**What is expected**. Pictures stay out; everything else in the records below is to be repeated exactly.

**Available records**.
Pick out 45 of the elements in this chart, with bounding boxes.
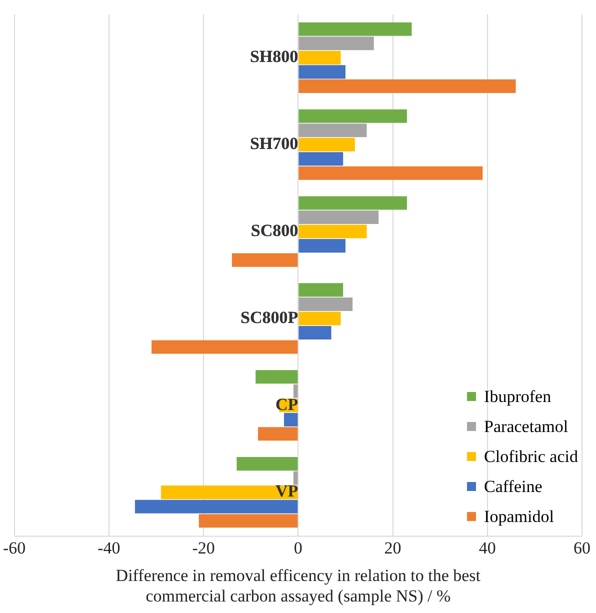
bar xyxy=(258,427,298,441)
x-tick-label: -60 xyxy=(2,538,26,558)
bar xyxy=(232,253,298,267)
bar xyxy=(256,370,298,384)
legend-label: Paracetamol xyxy=(484,416,568,438)
x-tick-label: -40 xyxy=(98,538,120,558)
bar xyxy=(298,124,367,138)
bar xyxy=(298,224,367,238)
x-axis-title: Difference in removal efficency in relation to the best commercial carbon assayed (sample NS) / % xyxy=(116,566,481,606)
bar xyxy=(293,471,298,485)
bar xyxy=(298,283,344,297)
legend-label: Caffeine xyxy=(484,476,542,498)
bar xyxy=(236,457,298,471)
x-tick-label: 40 xyxy=(478,538,496,558)
bar xyxy=(298,152,344,166)
bar xyxy=(284,412,298,426)
y-tick-label: SC800 xyxy=(250,220,298,240)
bar xyxy=(298,36,374,50)
legend-label: Clofibric acid xyxy=(484,446,578,468)
bar xyxy=(293,384,298,398)
bar xyxy=(198,514,298,528)
legend-label: Iopamidol xyxy=(484,506,554,528)
y-tick-label: SH800 xyxy=(250,47,298,66)
bar xyxy=(298,239,346,253)
bar xyxy=(298,22,412,36)
bar xyxy=(298,312,341,326)
bar xyxy=(298,109,407,123)
bar xyxy=(298,79,516,93)
bar xyxy=(298,297,353,311)
y-tick-label: SC800P xyxy=(240,308,298,327)
bar xyxy=(152,340,298,354)
bar xyxy=(298,50,341,64)
bar xyxy=(298,196,407,210)
y-tick-label: SH700 xyxy=(250,134,298,153)
bar xyxy=(298,138,355,152)
bar xyxy=(298,65,346,79)
legend-label: Ibuprofen xyxy=(484,386,552,408)
bar xyxy=(298,326,332,340)
bar xyxy=(134,500,298,514)
bar xyxy=(298,210,379,224)
x-tick-label: 0 xyxy=(294,538,302,558)
bar xyxy=(298,166,483,180)
x-tick-label: 60 xyxy=(574,538,590,558)
x-tick-label: -20 xyxy=(192,538,215,558)
x-tick-label: 20 xyxy=(384,538,402,558)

**Exercise result**.
Pick out 45 of the elements in this chart, with bounding boxes.
bar xyxy=(258,427,298,441)
x-tick-label: -60 xyxy=(2,538,26,558)
bar xyxy=(232,253,298,267)
bar xyxy=(256,370,298,384)
legend-label: Paracetamol xyxy=(484,416,568,438)
x-tick-label: -40 xyxy=(98,538,120,558)
bar xyxy=(298,124,367,138)
bar xyxy=(298,224,367,238)
x-axis-title: Difference in removal efficency in relation to the best commercial carbon assayed (sample NS) / % xyxy=(116,566,481,606)
bar xyxy=(293,471,298,485)
bar xyxy=(298,283,344,297)
legend-label: Caffeine xyxy=(484,476,542,498)
bar xyxy=(236,457,298,471)
x-tick-label: 40 xyxy=(478,538,496,558)
bar xyxy=(298,152,344,166)
bar xyxy=(284,412,298,426)
y-tick-label: SC800 xyxy=(250,220,298,240)
bar xyxy=(298,36,374,50)
legend-label: Clofibric acid xyxy=(484,446,578,468)
bar xyxy=(293,384,298,398)
bar xyxy=(198,514,298,528)
legend-label: Iopamidol xyxy=(484,506,554,528)
y-tick-label: SH800 xyxy=(250,47,298,66)
bar xyxy=(298,239,346,253)
bar xyxy=(298,22,412,36)
bar xyxy=(298,312,341,326)
bar xyxy=(298,109,407,123)
bar xyxy=(298,79,516,93)
bar xyxy=(298,297,353,311)
y-tick-label: SC800P xyxy=(240,308,298,327)
bar xyxy=(152,340,298,354)
bar xyxy=(298,50,341,64)
bar xyxy=(298,196,407,210)
y-tick-label: SH700 xyxy=(250,134,298,153)
bar xyxy=(298,138,355,152)
bar xyxy=(298,65,346,79)
legend-label: Ibuprofen xyxy=(484,386,552,408)
bar xyxy=(298,326,332,340)
bar xyxy=(134,500,298,514)
bar xyxy=(298,210,379,224)
x-tick-label: 0 xyxy=(294,538,302,558)
bar xyxy=(298,166,483,180)
x-tick-label: 60 xyxy=(574,538,590,558)
x-tick-label: -20 xyxy=(192,538,215,558)
x-tick-label: 20 xyxy=(384,538,402,558)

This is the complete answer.